_DIRECTIONS FOR THIS TASK:_ Pick out every line in the records below that contains the string "marker", and copy each one.
━━━━━ RECORDS FOR THE TASK ━━━━━
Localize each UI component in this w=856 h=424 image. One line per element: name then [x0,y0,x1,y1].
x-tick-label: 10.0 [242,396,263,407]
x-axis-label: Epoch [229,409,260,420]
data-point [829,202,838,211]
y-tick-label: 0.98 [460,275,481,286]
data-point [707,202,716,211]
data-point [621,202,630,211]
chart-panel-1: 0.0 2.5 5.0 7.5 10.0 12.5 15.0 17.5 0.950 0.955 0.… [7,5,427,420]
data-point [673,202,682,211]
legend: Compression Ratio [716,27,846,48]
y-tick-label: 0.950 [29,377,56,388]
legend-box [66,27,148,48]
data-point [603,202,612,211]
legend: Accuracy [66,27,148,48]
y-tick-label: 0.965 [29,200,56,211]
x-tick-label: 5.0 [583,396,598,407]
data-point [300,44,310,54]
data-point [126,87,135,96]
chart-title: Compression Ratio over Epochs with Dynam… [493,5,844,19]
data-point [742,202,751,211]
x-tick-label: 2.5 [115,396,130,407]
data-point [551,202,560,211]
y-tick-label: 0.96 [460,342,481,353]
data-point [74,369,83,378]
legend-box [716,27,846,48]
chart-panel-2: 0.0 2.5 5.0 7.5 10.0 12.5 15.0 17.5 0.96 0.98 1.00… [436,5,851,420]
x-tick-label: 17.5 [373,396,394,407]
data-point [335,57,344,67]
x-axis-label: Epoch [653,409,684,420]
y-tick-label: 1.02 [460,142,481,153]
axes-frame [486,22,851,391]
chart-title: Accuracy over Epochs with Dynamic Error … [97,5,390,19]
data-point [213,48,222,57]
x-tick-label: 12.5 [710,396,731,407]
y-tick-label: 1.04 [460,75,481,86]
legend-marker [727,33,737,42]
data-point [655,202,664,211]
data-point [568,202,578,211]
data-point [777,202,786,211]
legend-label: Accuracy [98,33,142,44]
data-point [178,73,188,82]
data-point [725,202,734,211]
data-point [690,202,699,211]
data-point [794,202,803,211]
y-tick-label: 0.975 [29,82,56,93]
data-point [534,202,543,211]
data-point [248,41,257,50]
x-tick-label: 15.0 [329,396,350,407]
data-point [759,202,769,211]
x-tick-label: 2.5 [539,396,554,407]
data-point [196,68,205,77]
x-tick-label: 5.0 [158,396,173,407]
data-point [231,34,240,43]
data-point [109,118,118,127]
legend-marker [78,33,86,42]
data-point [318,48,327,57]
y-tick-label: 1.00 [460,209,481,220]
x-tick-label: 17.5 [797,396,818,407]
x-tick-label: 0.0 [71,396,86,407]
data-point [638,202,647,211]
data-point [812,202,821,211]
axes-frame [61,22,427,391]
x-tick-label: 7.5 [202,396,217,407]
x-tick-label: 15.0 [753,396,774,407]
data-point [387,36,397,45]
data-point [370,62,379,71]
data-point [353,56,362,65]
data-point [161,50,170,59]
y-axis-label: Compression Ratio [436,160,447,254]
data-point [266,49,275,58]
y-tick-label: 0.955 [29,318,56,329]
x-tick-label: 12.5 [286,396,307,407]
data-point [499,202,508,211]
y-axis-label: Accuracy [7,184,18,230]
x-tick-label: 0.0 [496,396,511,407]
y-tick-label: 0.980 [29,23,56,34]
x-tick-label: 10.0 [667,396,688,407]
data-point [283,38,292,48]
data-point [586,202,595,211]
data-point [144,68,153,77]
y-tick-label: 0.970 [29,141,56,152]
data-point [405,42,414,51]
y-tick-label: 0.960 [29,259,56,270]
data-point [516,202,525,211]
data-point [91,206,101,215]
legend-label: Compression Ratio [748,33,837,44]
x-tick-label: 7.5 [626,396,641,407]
━━━━━
_WRITTEN SOLUTION:_
legend-marker [727,33,737,42]
legend-marker [78,33,86,42]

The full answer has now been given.